Psychiatry – Day 5

This post includes discussion about suicide. If you or anyone you know is struggling with thoughts of suicide the National Suicide Prevention Hotline is 1-800-273-TALK (8255).

New week and with it an attending change. Of course the day I run out of scrubs and come in business casual is the day with the one psych attending that wears scrubs. If the attire and long flowing hairs wasn’t enough of a tip-off, his practice style was very chill. The way he talks with patient’s is very familiar (in the sense that the way he present himself is very down to Earth and comforting).

At this point I’ve gotten a couple opportunities to talk to patient’s struggling with suicidal thoughts. Today was my first time talking to a patient who was feelings actively suicidal. From my perspective, what was difficult about the conversation was it felt like talking to a wall. This person had been struggling with depression and suicidal thoughts for several years. They had tried various treatment options without any respite and they just want it all to end and they resent the world/ society for not allowing them to follow through with. As heartbreaking as it was to hear them speaking, I also thought what they were saying is reasonable. I can’t feel what they are feeling, but I can only imagine if I were going through years and year of torment and people saying they can help me or that they want to help and nothing changing that could drive me to contemplate suicide. So often we invalidate patients experiences, even when we don’t mean to. We’ll get you better. Just keep an open mind. Trust us. Why? Why should they trust a system that has historically failed them and only led to disappointment? Why are we acting like they are the one that is broken and they are only one more trial of SSRIs, one more session of group therapy away from being whole again? Yes these are proven therapies and in many case do work to help people manage their depression, but pills and therapy can’t fix the life circumstances that may have brought them there in the first place. This is just a half-baked thought and I’m not sure how to reconcile this. The way I approached it for myself today was essentially selfish and also in acknowledgement of the reality: I don’t want this person to die and we as a medical facility for better or worse have an obligation to keep this person from dying by whatever the means, i.e. we aren’t going to help them end their own life nor are we going to send them home in the state where they are likely going to end of their own life, even if it means holding them in the hospital against their will. So in the face of those realities, we might as well try something to see if it helps, and maybe keep expectations low.

**Activity**
Can you reproduce the psychiatry post, starting at "This post includes" and ending at "is 1-800-273-TALK (8255).", with "Hotline" swapped for "Lifeline"?

**Material provided**
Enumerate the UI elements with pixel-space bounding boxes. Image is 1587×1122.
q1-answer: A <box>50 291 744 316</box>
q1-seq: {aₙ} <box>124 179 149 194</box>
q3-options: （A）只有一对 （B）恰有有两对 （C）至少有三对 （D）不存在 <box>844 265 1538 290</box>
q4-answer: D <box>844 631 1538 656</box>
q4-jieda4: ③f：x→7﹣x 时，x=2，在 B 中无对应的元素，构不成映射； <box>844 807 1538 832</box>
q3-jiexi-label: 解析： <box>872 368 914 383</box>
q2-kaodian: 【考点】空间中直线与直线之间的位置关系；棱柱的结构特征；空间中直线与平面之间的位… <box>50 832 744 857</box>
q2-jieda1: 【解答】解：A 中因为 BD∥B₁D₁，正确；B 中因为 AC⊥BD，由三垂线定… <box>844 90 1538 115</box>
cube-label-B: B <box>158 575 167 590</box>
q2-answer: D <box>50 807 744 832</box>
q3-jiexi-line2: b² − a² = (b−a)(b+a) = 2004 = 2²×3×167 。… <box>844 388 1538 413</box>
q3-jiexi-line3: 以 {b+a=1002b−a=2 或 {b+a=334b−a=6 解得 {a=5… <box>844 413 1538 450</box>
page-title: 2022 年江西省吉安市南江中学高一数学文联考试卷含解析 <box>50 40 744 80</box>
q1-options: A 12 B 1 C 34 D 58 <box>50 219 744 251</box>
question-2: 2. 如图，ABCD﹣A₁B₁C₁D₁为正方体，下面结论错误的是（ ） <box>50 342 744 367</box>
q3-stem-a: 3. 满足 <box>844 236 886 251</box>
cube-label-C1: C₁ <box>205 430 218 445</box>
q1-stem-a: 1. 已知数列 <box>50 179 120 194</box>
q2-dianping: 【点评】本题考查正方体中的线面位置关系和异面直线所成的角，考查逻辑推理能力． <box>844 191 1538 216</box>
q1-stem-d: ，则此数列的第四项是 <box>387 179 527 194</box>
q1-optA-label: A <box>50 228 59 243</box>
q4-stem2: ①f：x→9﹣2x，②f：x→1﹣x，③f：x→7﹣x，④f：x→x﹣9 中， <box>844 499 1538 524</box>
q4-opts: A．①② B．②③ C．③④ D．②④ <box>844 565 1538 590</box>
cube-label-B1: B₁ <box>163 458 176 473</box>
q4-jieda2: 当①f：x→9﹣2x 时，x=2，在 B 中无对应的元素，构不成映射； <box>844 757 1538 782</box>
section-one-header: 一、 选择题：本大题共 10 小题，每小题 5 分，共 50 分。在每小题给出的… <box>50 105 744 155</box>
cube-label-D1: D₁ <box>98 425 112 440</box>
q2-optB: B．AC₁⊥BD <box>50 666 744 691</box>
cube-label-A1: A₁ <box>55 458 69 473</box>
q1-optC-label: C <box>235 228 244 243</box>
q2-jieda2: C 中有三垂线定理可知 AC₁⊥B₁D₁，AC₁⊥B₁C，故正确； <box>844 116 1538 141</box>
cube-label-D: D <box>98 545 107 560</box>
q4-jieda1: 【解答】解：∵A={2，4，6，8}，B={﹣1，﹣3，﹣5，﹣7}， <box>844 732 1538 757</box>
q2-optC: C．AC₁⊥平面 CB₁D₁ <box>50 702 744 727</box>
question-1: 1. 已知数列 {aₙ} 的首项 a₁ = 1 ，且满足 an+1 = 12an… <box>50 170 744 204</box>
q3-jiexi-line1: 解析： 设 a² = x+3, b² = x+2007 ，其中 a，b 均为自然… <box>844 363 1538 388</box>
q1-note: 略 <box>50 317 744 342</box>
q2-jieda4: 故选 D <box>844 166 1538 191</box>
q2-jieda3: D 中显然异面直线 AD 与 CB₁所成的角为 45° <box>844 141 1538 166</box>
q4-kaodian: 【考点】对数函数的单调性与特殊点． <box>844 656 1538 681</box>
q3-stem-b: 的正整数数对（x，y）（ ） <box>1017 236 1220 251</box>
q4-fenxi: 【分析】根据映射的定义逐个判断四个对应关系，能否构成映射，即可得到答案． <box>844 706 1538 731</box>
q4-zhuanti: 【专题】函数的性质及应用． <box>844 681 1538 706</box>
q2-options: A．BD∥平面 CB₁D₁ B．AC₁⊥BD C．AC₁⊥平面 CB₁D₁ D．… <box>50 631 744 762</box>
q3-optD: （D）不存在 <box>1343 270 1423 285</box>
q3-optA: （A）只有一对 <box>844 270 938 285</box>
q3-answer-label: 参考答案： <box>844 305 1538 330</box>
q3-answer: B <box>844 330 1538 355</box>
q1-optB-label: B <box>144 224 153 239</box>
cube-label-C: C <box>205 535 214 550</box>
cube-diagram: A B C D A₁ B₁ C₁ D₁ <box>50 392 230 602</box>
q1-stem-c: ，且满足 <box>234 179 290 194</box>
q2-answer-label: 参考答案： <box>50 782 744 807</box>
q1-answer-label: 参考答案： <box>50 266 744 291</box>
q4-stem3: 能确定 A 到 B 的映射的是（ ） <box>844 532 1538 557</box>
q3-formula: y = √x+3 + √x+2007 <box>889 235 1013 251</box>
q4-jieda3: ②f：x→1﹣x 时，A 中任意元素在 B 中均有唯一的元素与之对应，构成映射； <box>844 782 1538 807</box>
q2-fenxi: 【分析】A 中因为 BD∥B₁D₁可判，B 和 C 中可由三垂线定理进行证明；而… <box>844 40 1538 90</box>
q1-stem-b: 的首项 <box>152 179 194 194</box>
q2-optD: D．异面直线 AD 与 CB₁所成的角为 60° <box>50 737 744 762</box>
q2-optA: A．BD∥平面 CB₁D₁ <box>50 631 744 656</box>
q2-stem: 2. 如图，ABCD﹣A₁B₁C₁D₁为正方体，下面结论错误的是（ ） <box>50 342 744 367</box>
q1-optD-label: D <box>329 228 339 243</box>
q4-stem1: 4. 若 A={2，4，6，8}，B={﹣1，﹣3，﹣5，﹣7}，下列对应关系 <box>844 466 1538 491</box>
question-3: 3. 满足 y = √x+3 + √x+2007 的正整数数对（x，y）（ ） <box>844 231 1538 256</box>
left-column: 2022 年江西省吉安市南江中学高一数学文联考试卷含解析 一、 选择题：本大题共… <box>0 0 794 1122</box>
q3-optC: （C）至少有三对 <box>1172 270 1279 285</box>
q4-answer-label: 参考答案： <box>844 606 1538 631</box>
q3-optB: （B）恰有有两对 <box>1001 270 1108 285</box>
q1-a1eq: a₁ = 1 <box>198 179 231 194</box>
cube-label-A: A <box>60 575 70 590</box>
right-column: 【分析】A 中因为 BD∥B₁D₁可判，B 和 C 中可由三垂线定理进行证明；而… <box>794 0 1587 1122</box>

**Result**
This post includes discussion about suicide. If you or anyone you know is struggling with thoughts of suicide the National Suicide Prevention Lifeline is 1-800-273-TALK (8255).